• **PROBLEM TO SOLVE**:
Where the data below has the string "between", return the whole line.

• **MATERIAL FOR THIS TASK**:
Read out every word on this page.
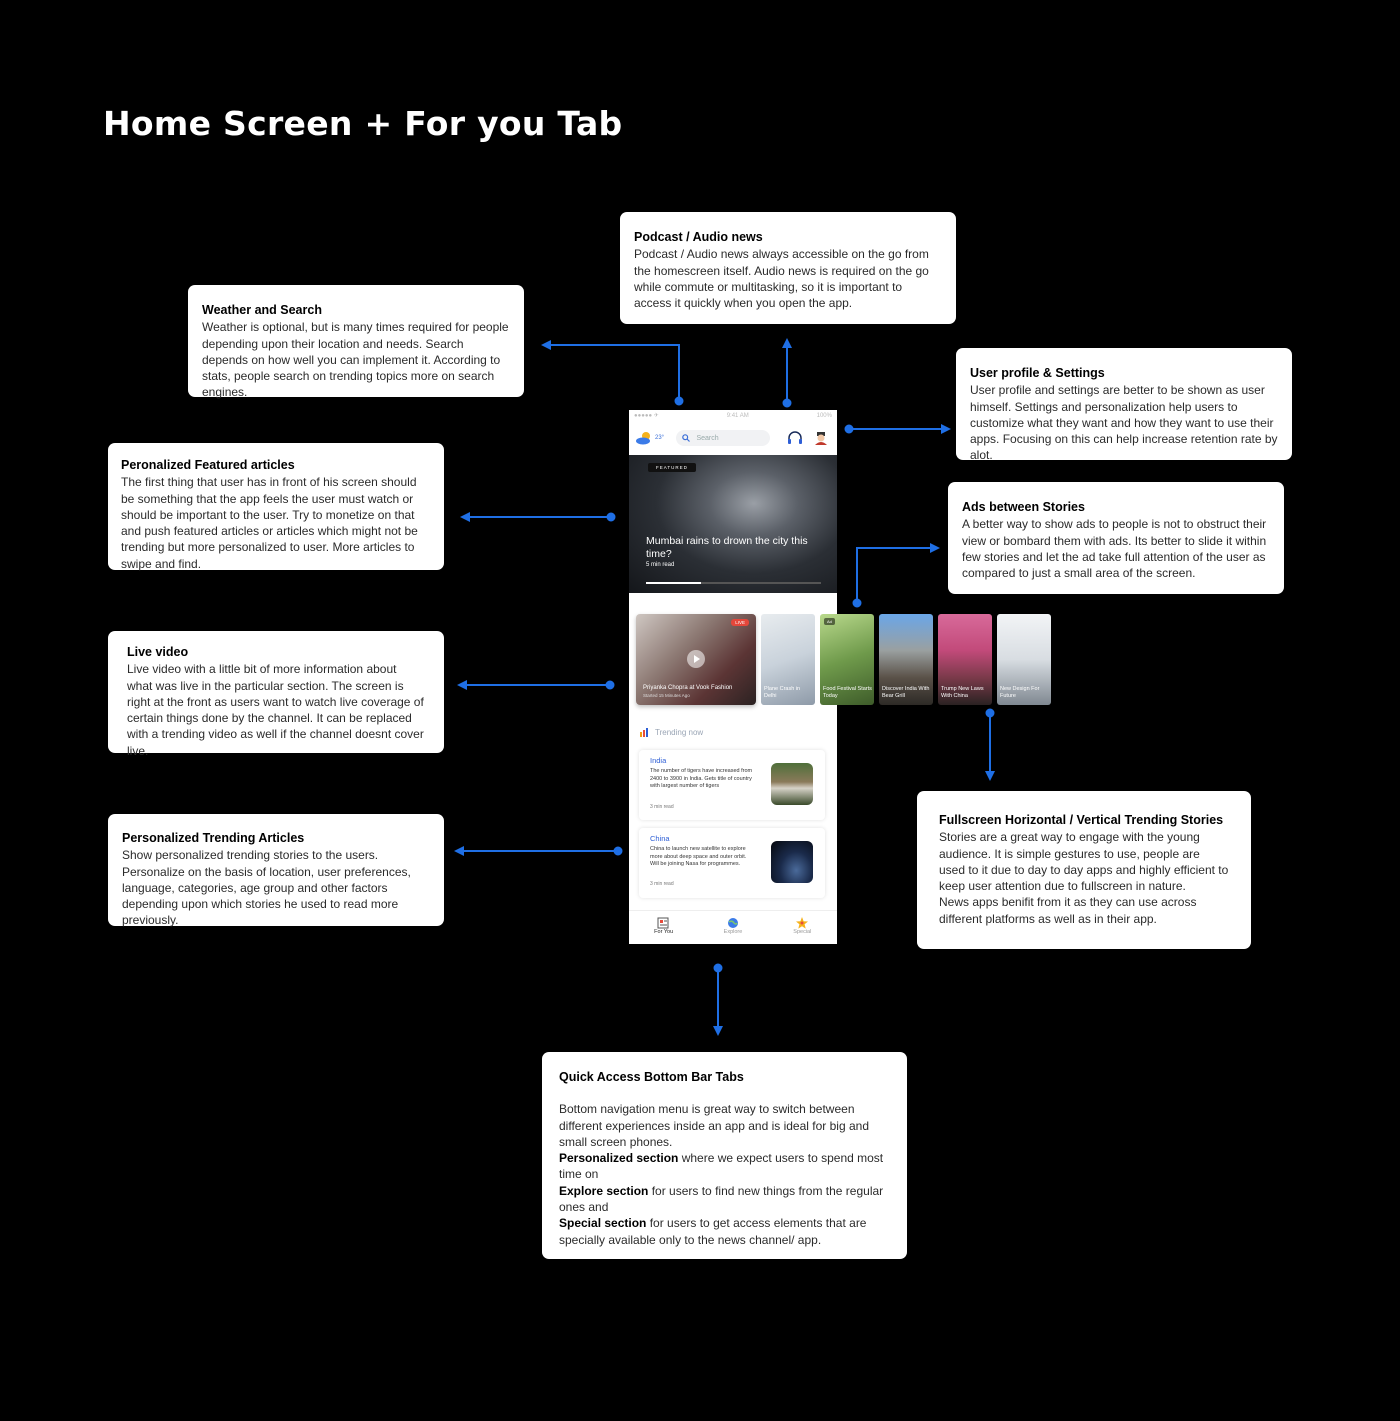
Home Screen + For you Tab
Podcast / Audio news
Podcast / Audio news always accessible on the go from the homescreen itself. Audio news is required on the go while commute or multitasking, so it is important to access it quickly when you open the app.
Weather and Search
Weather is optional, but is many times required for people depending upon their location and needs. Search depends on how well you can implement it. According to stats, people search on trending topics more on search engines.
User profile & Settings
User profile and settings are better to be shown as user himself. Settings and personalization help users to customize what they want and how they want to use their apps. Focusing on this can help increase retention rate by alot.
Peronalized Featured articles
The first thing that user has in front of his screen should be something that the app feels the user must watch or should be important to the user. Try to monetize on that and push featured articles or articles which might not be trending but more personalized to user. More articles to swipe and find.
Ads between Stories
A better way to show ads to people is not to obstruct their view or bombard them with ads. Its better to slide it within few stories and let the ad take full attention of the user as compared to just a small area of the screen.
Live video
Live video with a little bit of more information about what was live in the particular section. The screen is right at the front as users want to watch live coverage of certain things done by the channel. It can be replaced with a trending video as well if the channel doesnt cover live.
Fullscreen Horizontal / Vertical Trending Stories
Stories are a great way to engage with the young audience. It is simple gestures to use, people are used to it due to day to day apps and highly efficient to keep user attention due to fullscreen in nature.
News apps benifit from it as they can use across different platforms as well as in their app.
Personalized Trending Articles
Show personalized trending stories to the users. Personalize on the basis of location, user preferences, language, categories, age group and other factors depending upon which stories he used to read more previously.
Quick Access Bottom Bar Tabs
Bottom navigation menu is great way to switch between different experiences inside an app and is ideal for big and small screen phones.
Personalized section where we expect users to spend most time on
Explore section for users to find new things from the regular ones and
Special section for users to get access elements that are specially available only to the news channel/ app.
●●●●● ✈	9:41 AM	100%
23°	Search
FEATURED
Mumbai rains to drown the city this time?
5 min read
LIVE
Priyanka Chopra at Vook Fashion
Started 15 Minutes Ago
Plane Crash in Delhi
Ad
Food Festival Starts Today
Discover India With Bear Grill
Trump New Laws With China
New Design For Future
Trending now
India
The number of tigers have increased from 2400 to 3900 in India. Gets title of country with largest number of tigers
3 min read
China
China to launch new satellite to explore more about deep space and outer orbit. Will be joining Nasa for programmes.
3 min read
For You	Explore	Special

• **RIGHT ANSWER**:
Ads between Stories
Bottom navigation menu is great way to switch between different experiences inside an app and is ideal for big and small screen phones.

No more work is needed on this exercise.